Copy out all the entries word for word.
[Begin]
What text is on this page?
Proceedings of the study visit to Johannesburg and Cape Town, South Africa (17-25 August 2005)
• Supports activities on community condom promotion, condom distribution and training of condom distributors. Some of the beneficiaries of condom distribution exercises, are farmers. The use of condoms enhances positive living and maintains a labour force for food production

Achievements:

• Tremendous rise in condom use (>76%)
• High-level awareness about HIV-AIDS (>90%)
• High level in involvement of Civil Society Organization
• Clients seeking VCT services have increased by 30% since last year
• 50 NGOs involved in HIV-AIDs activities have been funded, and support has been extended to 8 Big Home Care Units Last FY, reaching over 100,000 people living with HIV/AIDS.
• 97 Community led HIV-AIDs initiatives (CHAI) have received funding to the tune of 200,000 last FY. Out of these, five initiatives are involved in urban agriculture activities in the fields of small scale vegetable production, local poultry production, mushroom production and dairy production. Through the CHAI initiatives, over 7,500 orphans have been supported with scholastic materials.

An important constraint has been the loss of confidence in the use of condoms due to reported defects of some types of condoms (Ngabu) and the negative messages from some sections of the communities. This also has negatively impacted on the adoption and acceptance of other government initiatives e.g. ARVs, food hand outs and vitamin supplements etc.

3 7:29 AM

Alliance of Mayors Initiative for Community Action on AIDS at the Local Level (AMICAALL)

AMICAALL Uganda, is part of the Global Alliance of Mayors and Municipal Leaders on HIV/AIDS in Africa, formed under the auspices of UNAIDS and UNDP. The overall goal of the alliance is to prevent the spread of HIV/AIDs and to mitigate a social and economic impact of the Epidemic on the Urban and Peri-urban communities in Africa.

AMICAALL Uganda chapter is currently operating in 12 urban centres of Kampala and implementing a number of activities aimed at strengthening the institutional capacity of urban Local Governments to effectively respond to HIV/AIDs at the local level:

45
[End]
Complete response:
What text is on this page?
Proceedings of the study visit to Johannesburg and Cape Town, South Africa (17-25 August 2005)
• Supports activities on community condom promotion, condom distribution and training of condom distributors. Some of the beneficiaries of condom distribution exercises, are farmers. The use of condoms enhances positive living and maintains a labour force for food production

Achievements:

• Tremendous rise in condom use (>76%)
• High-level awareness about HIV-AIDS (>90%)
• High level in involvement of Civil Society Organization
• Clients seeking VCT services have increased by 30% since last year
• 50 NGOs involved in HIV-AIDs activities have been funded, and support has been extended to 8 Big Home Care Units Last FY, reaching over 100,000 people living with HIV/AIDS.
• 97 Community led HIV-AIDs initiatives (CHAI) have received funding to the tune of 200,000 last FY. Out of these, five initiatives are involved in urban agriculture activities in the fields of small scale vegetable production, local poultry production, mushroom production and dairy production. Through the CHAI initiatives, over 7,500 orphans have been supported with scholastic materials.

An important constraint has been the loss of confidence in the use of condoms due to reported defects of some types of condoms (Ngabu) and the negative messages from some sections of the communities. This also has negatively impacted on the adoption and acceptance of other government initiatives e.g. ARVs, food hand outs and vitamin supplements etc.

3 7:29 AM

Alliance of Mayors Initiative for Community Action on AIDS at the Local Level (AMICAALL)

AMICAALL Uganda, is part of the Global Alliance of Mayors and Municipal Leaders on HIV/AIDS in Africa, formed under the auspices of UNAIDS and UNDP. The overall goal of the alliance is to prevent the spread of HIV/AIDs and to mitigate a social and economic impact of the Epidemic on the Urban and Peri-urban communities in Africa.

AMICAALL Uganda chapter is currently operating in 12 urban centres of Kampala and implementing a number of activities aimed at strengthening the institutional capacity of urban Local Governments to effectively respond to HIV/AIDs at the local level:

45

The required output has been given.